__AIM__:
Would you write out the listing verbatim and skip every picture in it?

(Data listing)
******
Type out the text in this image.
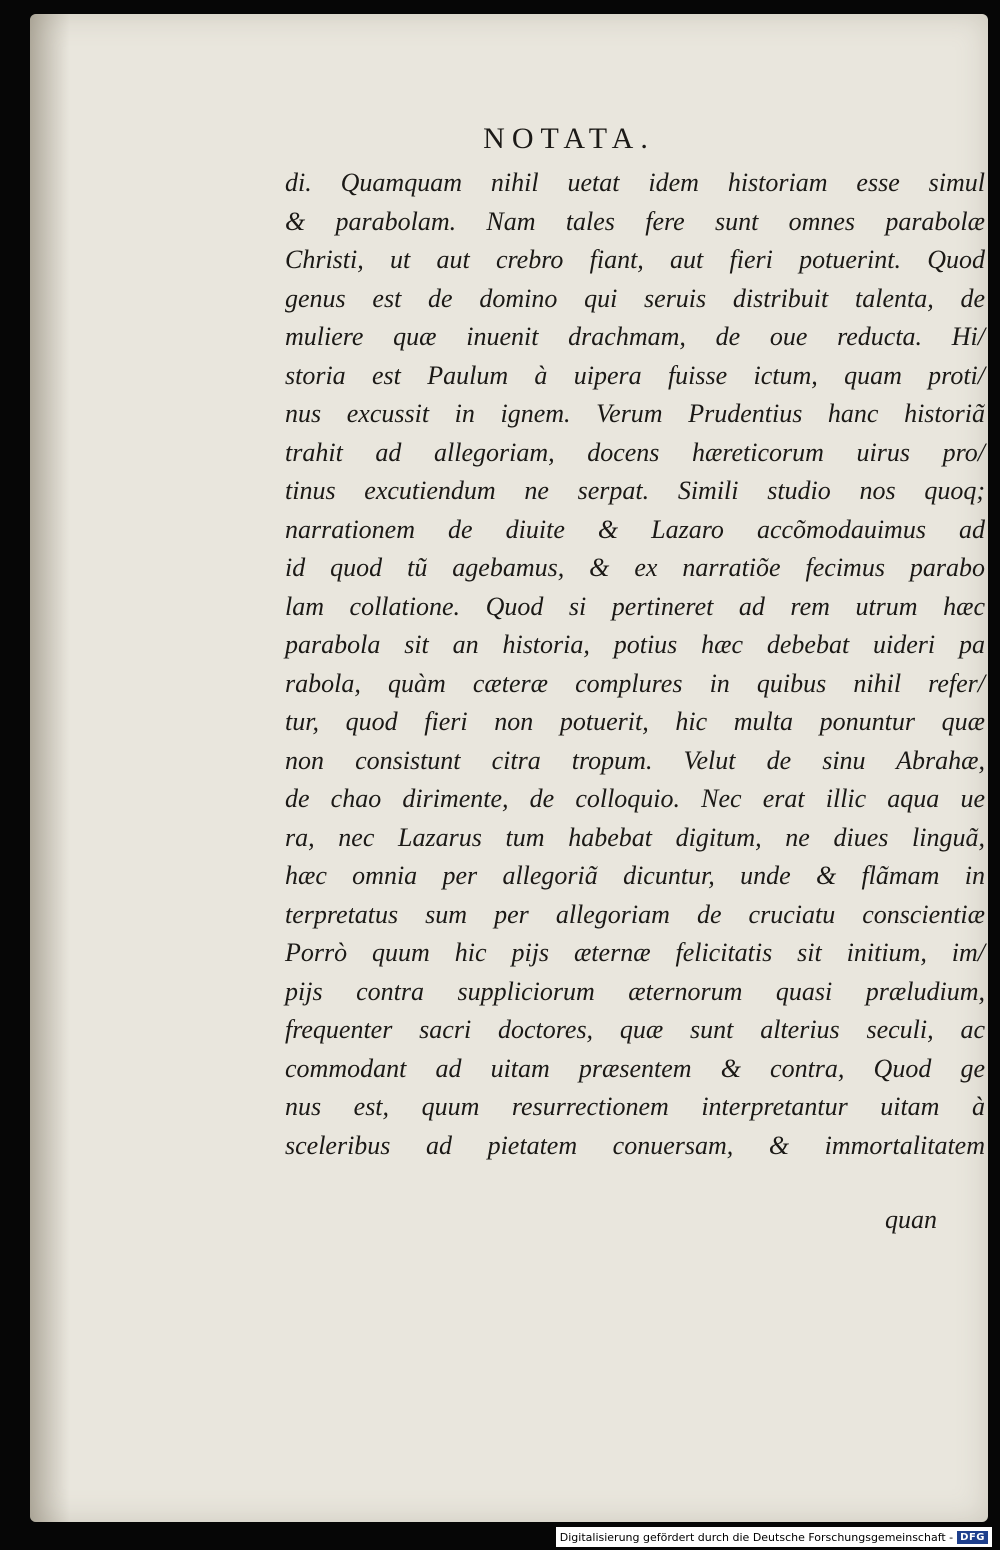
NOTATA.
di. Quamquam nihil uetat idem historiam esse simul
& parabolam. Nam tales fere sunt omnes parabolæ
Christi, ut aut crebro fiant, aut fieri potuerint. Quod
genus est de domino qui seruis distribuit talenta, de
muliere quæ inuenit drachmam, de oue reducta. Hi/
storia est Paulum à uipera fuisse ictum, quam proti/
nus excussit in ignem. Verum Prudentius hanc historiã
trahit ad allegoriam, docens hæreticorum uirus pro/
tinus excutiendum ne serpat. Simili studio nos quoq;
narrationem de diuite & Lazaro accõmodauimus ad
id quod tũ agebamus, & ex narratiõe fecimus parabo
lam collatione. Quod si pertineret ad rem utrum hæc
parabola sit an historia, potius hæc debebat uideri pa
rabola, quàm cæteræ complures in quibus nihil refer/
tur, quod fieri non potuerit, hic multa ponuntur quæ
non consistunt citra tropum. Velut de sinu Abrahæ,
de chao dirimente, de colloquio. Nec erat illic aqua ue
ra, nec Lazarus tum habebat digitum, ne diues linguã,
hæc omnia per allegoriã dicuntur, unde & flãmam in
terpretatus sum per allegoriam de cruciatu conscientiæ
Porrò quum hic pijs æternæ felicitatis sit initium, im/
pijs contra suppliciorum æternorum quasi præludium,
frequenter sacri doctores, quæ sunt alterius seculi, ac
commodant ad uitam præsentem & contra, Quod ge
nus est, quum resurrectionem interpretantur uitam à
sceleribus ad pietatem conuersam, & immortalitatem
quan
Digitalisierung gefördert durch die Deutsche Forschungsgemeinschaft - DFG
******
__EXERCISE RESPONSE__:
Type out the text in this image.
NOTATA.
di. Quamquam nihil uetat idem historiam esse simul
& parabolam. Nam tales fere sunt omnes parabolæ
Christi, ut aut crebro fiant, aut fieri potuerint. Quod
genus est de domino qui seruis distribuit talenta, de
muliere quæ inuenit drachmam, de oue reducta. Hi/
storia est Paulum à uipera fuisse ictum, quam proti/
nus excussit in ignem. Verum Prudentius hanc historiã
trahit ad allegoriam, docens hæreticorum uirus pro/
tinus excutiendum ne serpat. Simili studio nos quoq;
narrationem de diuite & Lazaro accõmodauimus ad
id quod tũ agebamus, & ex narratiõe fecimus parabo
lam collatione. Quod si pertineret ad rem utrum hæc
parabola sit an historia, potius hæc debebat uideri pa
rabola, quàm cæteræ complures in quibus nihil refer/
tur, quod fieri non potuerit, hic multa ponuntur quæ
non consistunt citra tropum. Velut de sinu Abrahæ,
de chao dirimente, de colloquio. Nec erat illic aqua ue
ra, nec Lazarus tum habebat digitum, ne diues linguã,
hæc omnia per allegoriã dicuntur, unde & flãmam in
terpretatus sum per allegoriam de cruciatu conscientiæ
Porrò quum hic pijs æternæ felicitatis sit initium, im/
pijs contra suppliciorum æternorum quasi præludium,
frequenter sacri doctores, quæ sunt alterius seculi, ac
commodant ad uitam præsentem & contra, Quod ge
nus est, quum resurrectionem interpretantur uitam à
sceleribus ad pietatem conuersam, & immortalitatem
quan
Digitalisierung gefördert durch die Deutsche Forschungsgemeinschaft - DFG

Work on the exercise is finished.